# Task requirements
In the entries below, find the lines with the word "Feld" and copy them.

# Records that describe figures
- - - -

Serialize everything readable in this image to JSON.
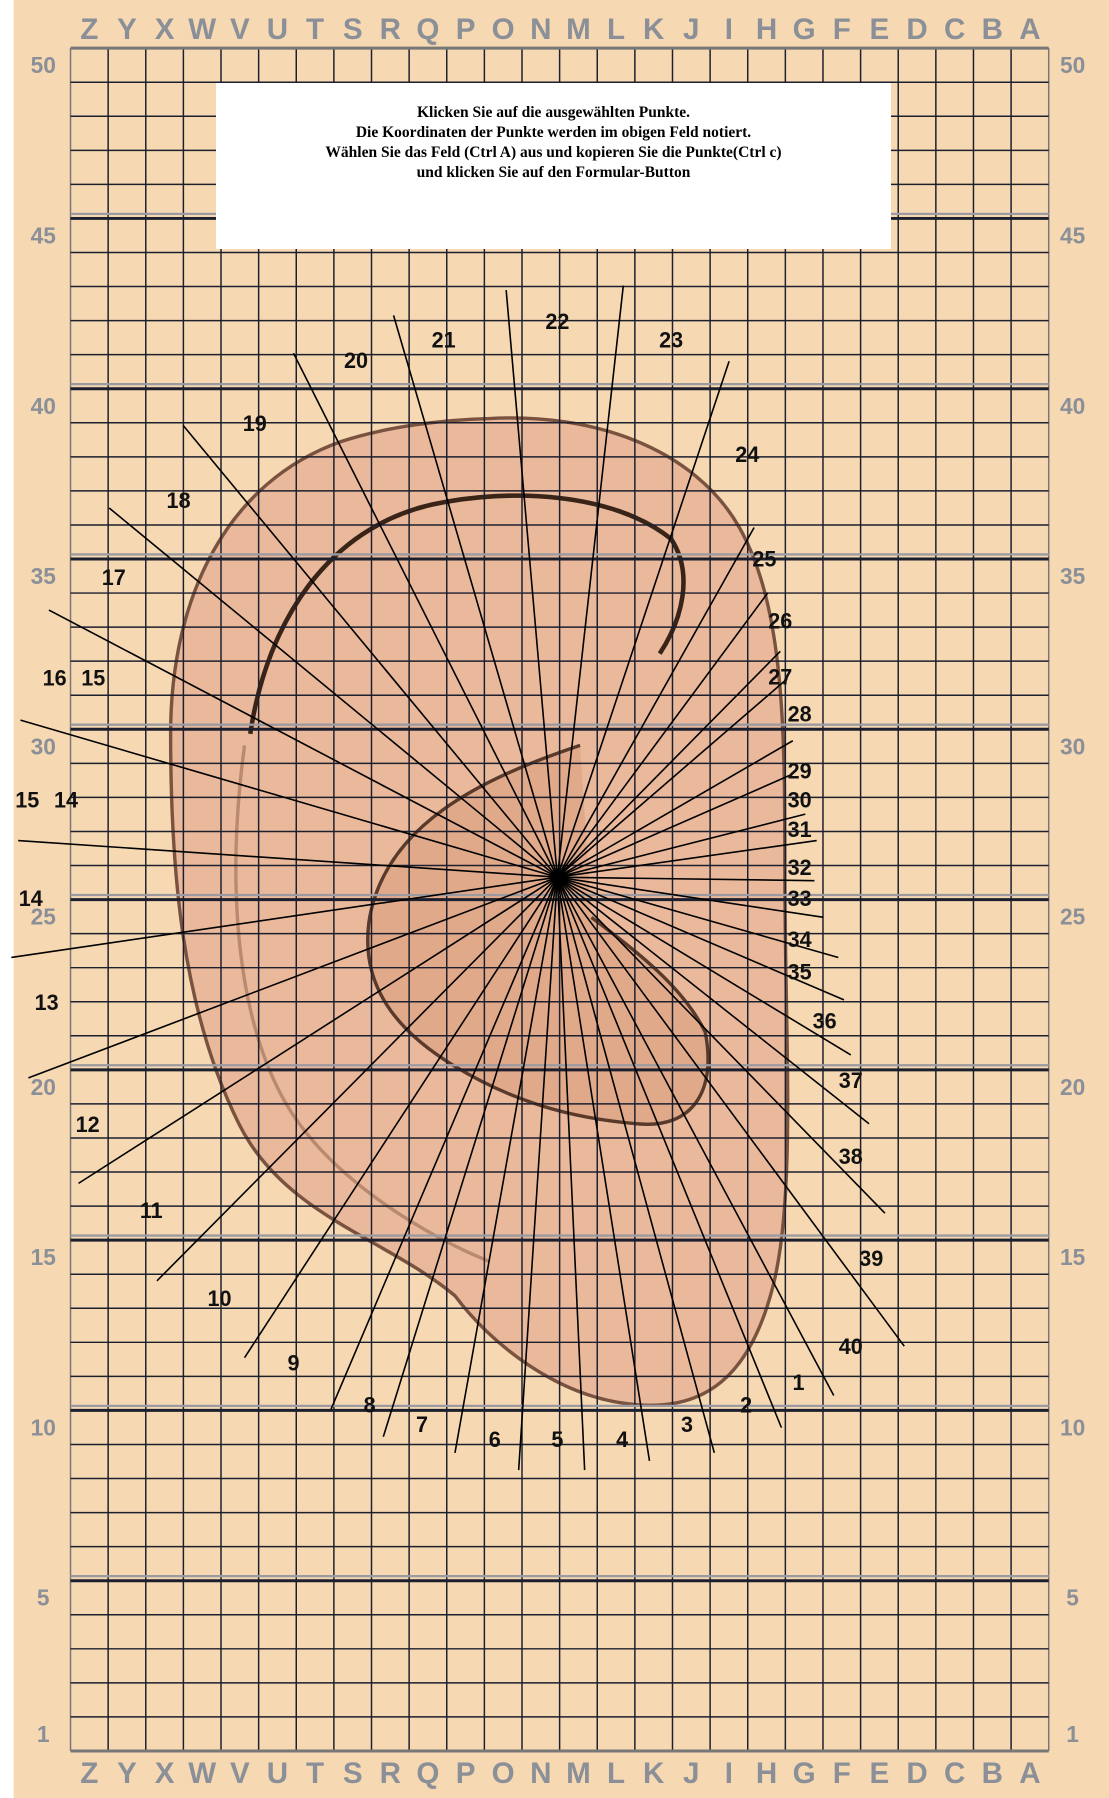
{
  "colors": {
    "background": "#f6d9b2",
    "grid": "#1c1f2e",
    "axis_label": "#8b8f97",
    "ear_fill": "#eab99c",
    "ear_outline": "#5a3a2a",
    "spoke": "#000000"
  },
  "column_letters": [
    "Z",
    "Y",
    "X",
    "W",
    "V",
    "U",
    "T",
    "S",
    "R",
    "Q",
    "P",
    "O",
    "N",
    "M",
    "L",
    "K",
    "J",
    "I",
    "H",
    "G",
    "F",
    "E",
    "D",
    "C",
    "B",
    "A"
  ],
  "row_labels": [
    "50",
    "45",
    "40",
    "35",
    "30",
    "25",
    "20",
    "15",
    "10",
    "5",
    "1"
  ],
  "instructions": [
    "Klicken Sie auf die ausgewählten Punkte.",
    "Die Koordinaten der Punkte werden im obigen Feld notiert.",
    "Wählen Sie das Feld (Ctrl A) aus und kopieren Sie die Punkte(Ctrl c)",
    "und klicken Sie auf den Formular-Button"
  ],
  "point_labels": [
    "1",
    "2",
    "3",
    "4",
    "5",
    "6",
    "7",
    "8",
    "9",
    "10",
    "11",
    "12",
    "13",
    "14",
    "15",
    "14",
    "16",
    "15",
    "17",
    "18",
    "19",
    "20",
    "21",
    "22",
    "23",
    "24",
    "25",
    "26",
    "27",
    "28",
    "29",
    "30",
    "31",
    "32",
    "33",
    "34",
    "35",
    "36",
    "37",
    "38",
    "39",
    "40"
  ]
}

- - - -

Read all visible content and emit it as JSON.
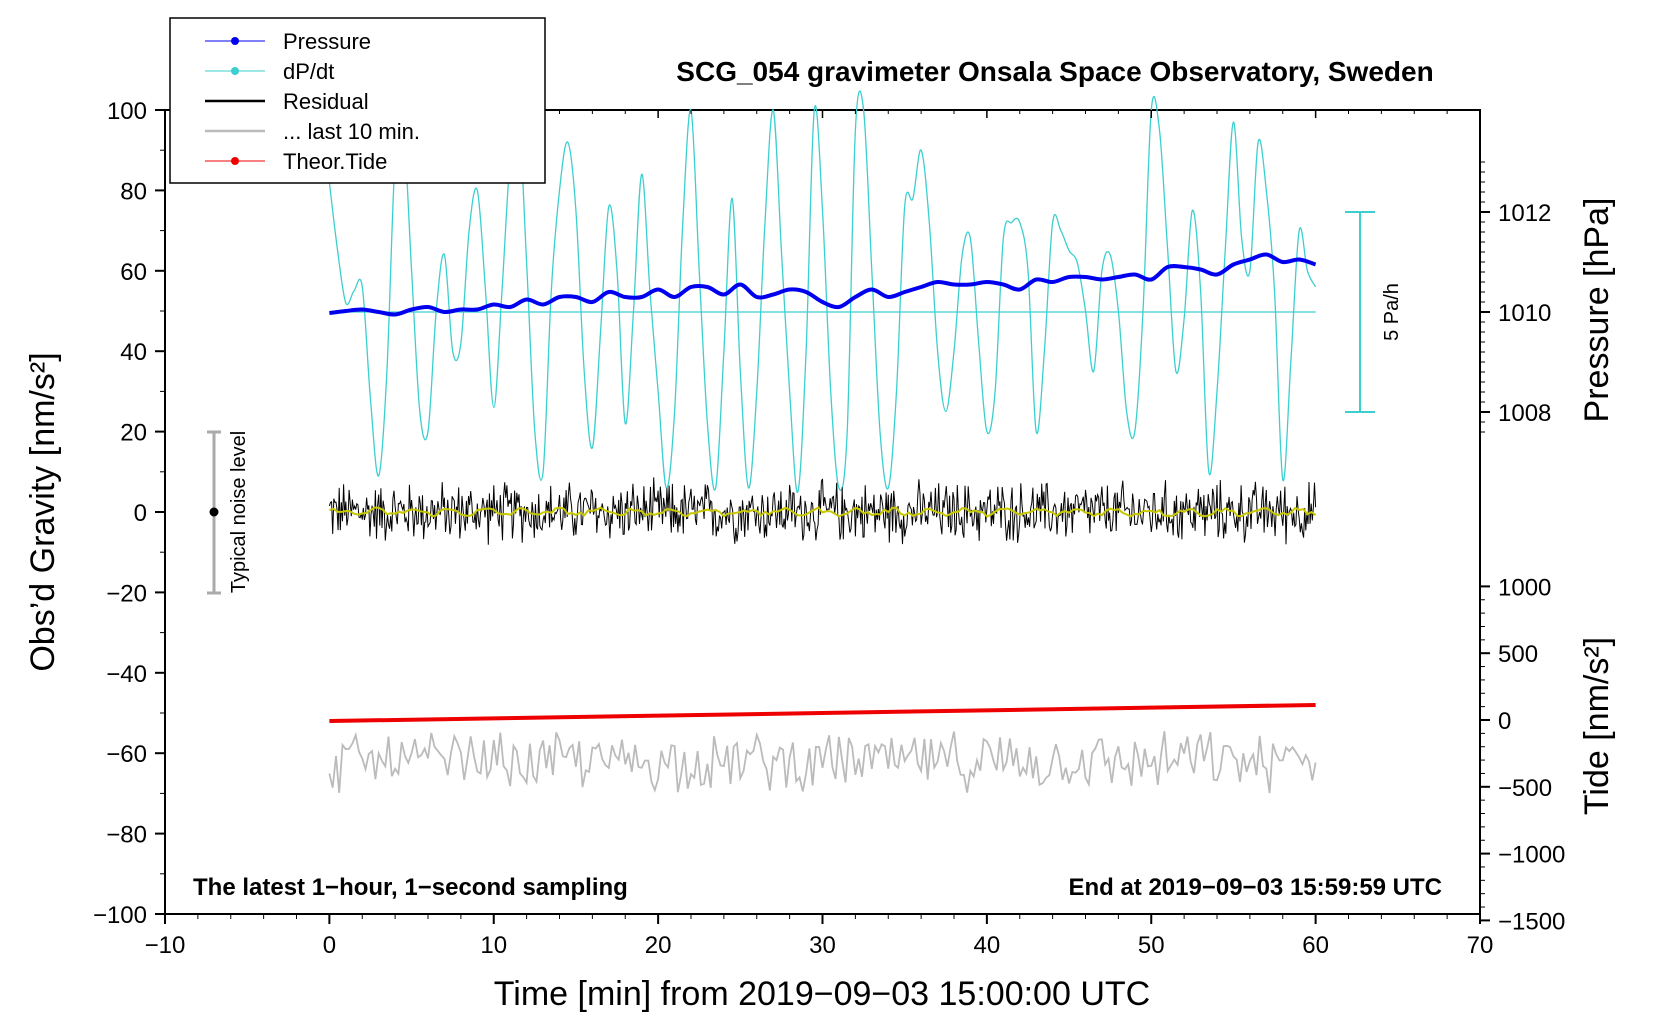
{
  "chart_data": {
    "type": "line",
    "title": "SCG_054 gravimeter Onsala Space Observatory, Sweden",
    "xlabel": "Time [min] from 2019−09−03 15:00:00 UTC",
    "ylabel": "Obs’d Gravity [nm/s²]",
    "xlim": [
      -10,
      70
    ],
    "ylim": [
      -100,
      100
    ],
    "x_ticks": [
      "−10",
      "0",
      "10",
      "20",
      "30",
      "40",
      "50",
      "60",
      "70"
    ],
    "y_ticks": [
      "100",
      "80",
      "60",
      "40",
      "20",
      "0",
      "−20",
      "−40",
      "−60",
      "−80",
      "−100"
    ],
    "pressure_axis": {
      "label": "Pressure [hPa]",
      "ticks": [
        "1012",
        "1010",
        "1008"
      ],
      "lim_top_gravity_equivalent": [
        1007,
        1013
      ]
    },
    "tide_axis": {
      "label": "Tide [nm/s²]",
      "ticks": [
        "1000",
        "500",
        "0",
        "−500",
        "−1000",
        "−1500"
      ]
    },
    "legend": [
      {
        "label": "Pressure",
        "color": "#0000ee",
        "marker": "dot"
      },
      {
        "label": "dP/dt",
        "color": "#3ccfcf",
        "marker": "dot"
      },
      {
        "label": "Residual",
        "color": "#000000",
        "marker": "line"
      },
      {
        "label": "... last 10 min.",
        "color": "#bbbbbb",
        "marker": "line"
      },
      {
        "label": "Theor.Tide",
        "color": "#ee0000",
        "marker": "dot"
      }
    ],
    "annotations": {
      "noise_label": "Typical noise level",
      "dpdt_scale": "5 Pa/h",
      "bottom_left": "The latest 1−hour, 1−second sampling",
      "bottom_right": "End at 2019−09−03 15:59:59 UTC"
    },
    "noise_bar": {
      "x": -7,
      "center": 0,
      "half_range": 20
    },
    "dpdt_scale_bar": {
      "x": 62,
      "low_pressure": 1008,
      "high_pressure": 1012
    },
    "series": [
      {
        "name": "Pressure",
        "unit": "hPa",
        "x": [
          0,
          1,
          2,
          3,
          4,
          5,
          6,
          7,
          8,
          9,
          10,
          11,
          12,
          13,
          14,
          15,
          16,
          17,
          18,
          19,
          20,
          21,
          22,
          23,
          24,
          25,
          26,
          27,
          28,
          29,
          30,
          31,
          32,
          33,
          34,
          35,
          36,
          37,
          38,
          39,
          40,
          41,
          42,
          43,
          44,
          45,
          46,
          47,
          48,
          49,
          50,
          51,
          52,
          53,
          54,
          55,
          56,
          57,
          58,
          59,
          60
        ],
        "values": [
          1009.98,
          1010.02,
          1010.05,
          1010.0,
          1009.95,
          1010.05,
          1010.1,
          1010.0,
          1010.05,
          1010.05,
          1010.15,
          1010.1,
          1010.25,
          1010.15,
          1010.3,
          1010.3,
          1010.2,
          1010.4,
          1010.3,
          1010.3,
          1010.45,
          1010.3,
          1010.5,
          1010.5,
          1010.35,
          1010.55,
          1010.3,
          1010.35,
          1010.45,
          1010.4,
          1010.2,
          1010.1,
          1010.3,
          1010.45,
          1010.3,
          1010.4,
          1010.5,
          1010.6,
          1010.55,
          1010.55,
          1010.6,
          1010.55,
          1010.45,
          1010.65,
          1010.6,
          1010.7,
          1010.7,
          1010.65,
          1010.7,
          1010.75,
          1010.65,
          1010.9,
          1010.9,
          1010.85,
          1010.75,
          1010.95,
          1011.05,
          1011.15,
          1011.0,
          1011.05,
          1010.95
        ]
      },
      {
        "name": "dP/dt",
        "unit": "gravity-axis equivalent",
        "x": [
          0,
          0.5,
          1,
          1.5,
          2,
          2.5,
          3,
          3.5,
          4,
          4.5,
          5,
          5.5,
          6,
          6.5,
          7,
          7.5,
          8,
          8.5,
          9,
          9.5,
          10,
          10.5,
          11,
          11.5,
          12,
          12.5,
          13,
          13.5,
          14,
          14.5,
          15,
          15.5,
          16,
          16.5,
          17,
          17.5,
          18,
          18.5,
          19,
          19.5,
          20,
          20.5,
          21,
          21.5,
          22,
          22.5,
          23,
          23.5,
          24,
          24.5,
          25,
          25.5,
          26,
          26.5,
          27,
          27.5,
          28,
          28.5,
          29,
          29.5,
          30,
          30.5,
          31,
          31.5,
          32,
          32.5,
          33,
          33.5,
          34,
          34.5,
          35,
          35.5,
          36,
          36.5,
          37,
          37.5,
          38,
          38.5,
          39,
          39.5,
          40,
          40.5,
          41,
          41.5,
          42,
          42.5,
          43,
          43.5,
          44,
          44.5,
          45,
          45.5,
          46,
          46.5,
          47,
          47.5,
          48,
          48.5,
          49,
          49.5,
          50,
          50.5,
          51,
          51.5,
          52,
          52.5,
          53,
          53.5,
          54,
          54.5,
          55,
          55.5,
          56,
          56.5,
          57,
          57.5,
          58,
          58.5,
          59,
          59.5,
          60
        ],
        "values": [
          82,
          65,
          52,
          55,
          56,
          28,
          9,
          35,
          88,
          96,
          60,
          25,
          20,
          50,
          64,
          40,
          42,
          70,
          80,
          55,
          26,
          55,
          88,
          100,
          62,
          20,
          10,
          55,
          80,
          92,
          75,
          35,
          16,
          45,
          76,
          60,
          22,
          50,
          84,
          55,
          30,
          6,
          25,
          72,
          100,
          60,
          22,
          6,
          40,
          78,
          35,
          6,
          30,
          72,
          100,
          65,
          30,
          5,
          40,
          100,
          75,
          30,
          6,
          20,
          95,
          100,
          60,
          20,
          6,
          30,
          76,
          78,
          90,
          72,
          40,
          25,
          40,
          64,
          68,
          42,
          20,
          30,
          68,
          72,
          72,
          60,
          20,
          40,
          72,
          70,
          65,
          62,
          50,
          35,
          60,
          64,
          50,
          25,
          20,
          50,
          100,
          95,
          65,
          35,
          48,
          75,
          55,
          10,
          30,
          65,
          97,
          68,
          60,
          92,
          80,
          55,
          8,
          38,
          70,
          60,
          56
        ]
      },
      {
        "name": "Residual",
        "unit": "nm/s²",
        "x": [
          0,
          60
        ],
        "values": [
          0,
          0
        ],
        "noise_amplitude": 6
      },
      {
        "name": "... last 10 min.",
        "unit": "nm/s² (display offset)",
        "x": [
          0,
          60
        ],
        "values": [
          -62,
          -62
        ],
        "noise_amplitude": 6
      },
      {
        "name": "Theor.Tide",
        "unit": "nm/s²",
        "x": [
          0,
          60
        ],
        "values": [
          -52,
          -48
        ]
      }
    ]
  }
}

- - - -

# Result of the task
    "Die Koordinaten der Punkte werden im obigen Feld notiert.",
    "Wählen Sie das Feld (Ctrl A) aus und kopieren Sie die Punkte(Ctrl c)",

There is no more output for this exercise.